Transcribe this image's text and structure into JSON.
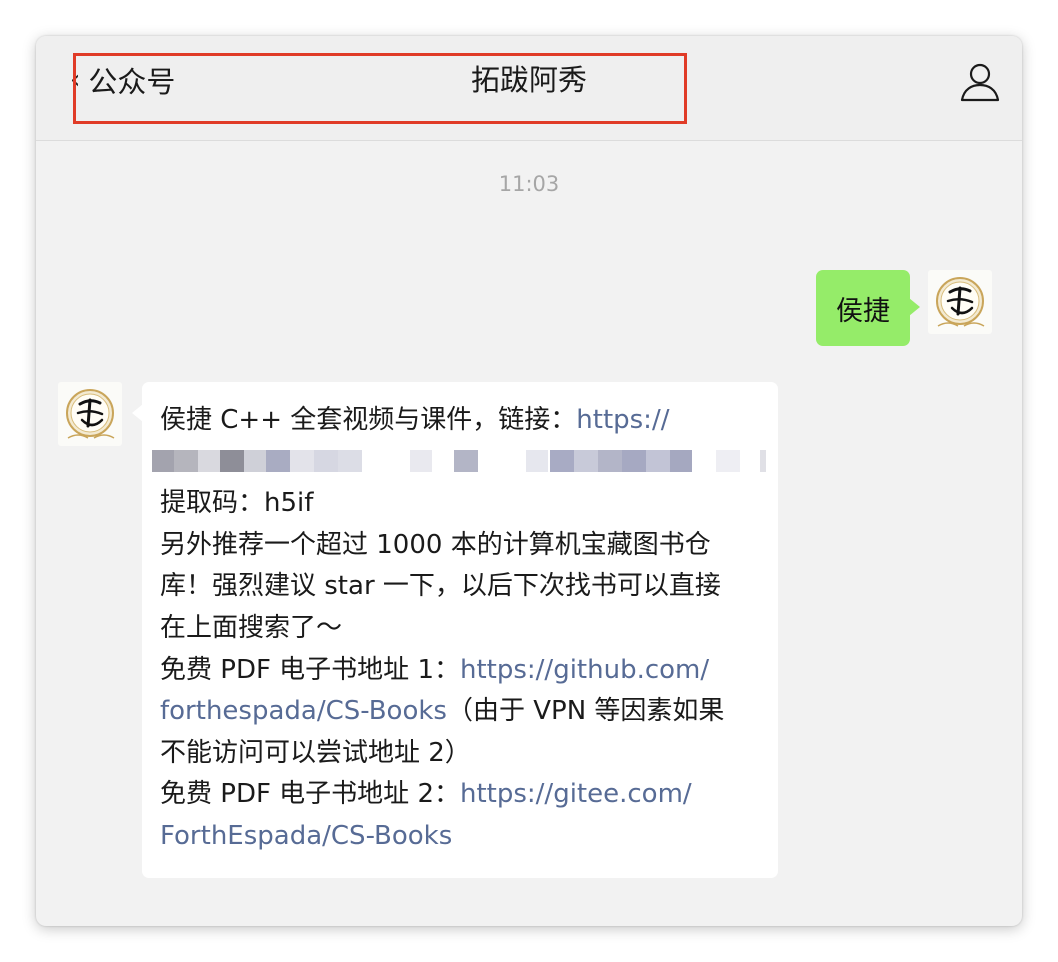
{
  "header": {
    "back_label": "公众号",
    "title": "拓跋阿秀"
  },
  "chat": {
    "timestamp": "11:03",
    "outgoing": {
      "text": "侯捷"
    },
    "incoming": {
      "line1_text": "侯捷 C++ 全套视频与课件，链接：",
      "line1_link": "https://",
      "line3": "提取码：h5if",
      "line4": "另外推荐一个超过 1000 本的计算机宝藏图书仓",
      "line5": "库！强烈建议 star 一下，以后下次找书可以直接",
      "line6": "在上面搜索了～",
      "line7_text": "免费 PDF 电子书地址 1：",
      "line7_link": "https://github.com/",
      "line8_link": "forthespada/CS-Books",
      "line8_text": "（由于 VPN 等因素如果",
      "line9": "不能访问可以尝试地址 2）",
      "line10_text": "免费 PDF 电子书地址 2：",
      "line10_link": "https://gitee.com/",
      "line11_link": "ForthEspada/CS-Books"
    }
  },
  "colors": {
    "outgoing_bubble": "#95ec69",
    "incoming_bubble": "#ffffff",
    "link": "#576b95",
    "highlight_border": "#e03b27",
    "window_bg": "#f2f2f2"
  },
  "icons": [
    "chevron-left-icon",
    "user-profile-icon",
    "avatar-seal-icon"
  ]
}
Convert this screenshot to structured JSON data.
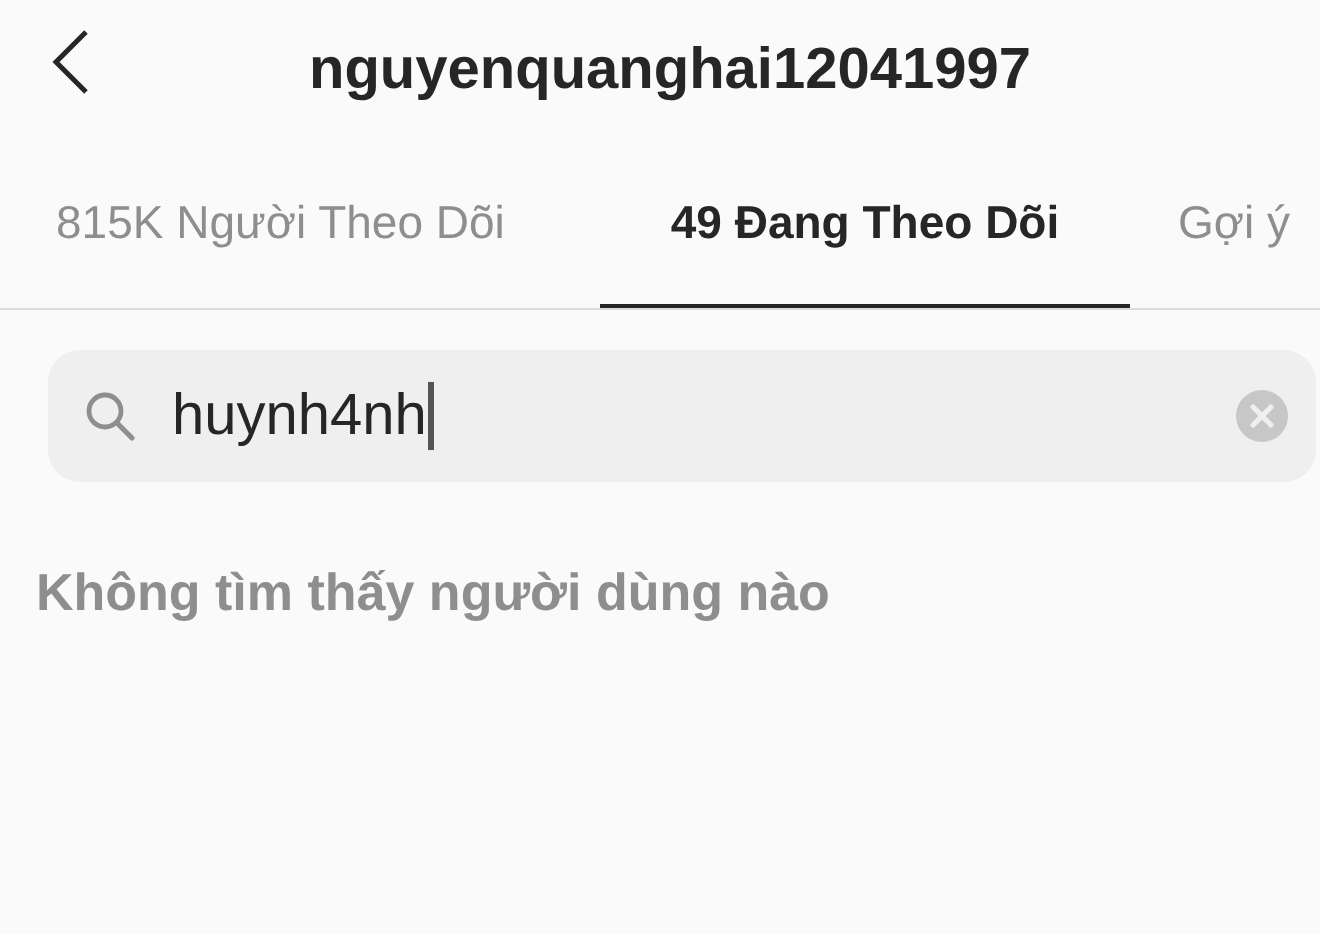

-=-=-=-=-

_TASK BRIEF_
Keep every word of the data as it is when you write it out, but drop the pictures.

_TASK ANSWER_
Transcribe this image's text and structure into JSON.
{
  "header": {
    "back_label": "公众号",
    "title": "拓跋阿秀"
  },
  "chat": {
    "timestamp": "11:03",
    "outgoing": {
      "text": "侯捷"
    },
    "incoming": {
      "line1_text": "侯捷 C++ 全套视频与课件，链接：",
      "line1_link": "https://",
      "line3": "提取码：h5if",
      "line4": "另外推荐一个超过 1000 本的计算机宝藏图书仓",
      "line5": "库！强烈建议 star 一下，以后下次找书可以直接",
      "line6": "在上面搜索了～",
      "line7_text": "免费 PDF 电子书地址 1：",
      "line7_link": "https://github.com/",
      "line8_link": "forthespada/CS-Books",
      "line8_text": "（由于 VPN 等因素如果",
      "line9": "不能访问可以尝试地址 2）",
      "line10_text": "免费 PDF 电子书地址 2：",
      "line10_link": "https://gitee.com/",
      "line11_link": "ForthEspada/CS-Books"
    }
  },
  "colors": {
    "outgoing_bubble": "#95ec69",
    "incoming_bubble": "#ffffff",
    "link": "#576b95",
    "highlight_border": "#e03b27",
    "window_bg": "#f2f2f2"
  },
  "icons": [
    "chevron-left-icon",
    "user-profile-icon",
    "avatar-seal-icon"
  ]
}
Convert this screenshot to structured JSON data.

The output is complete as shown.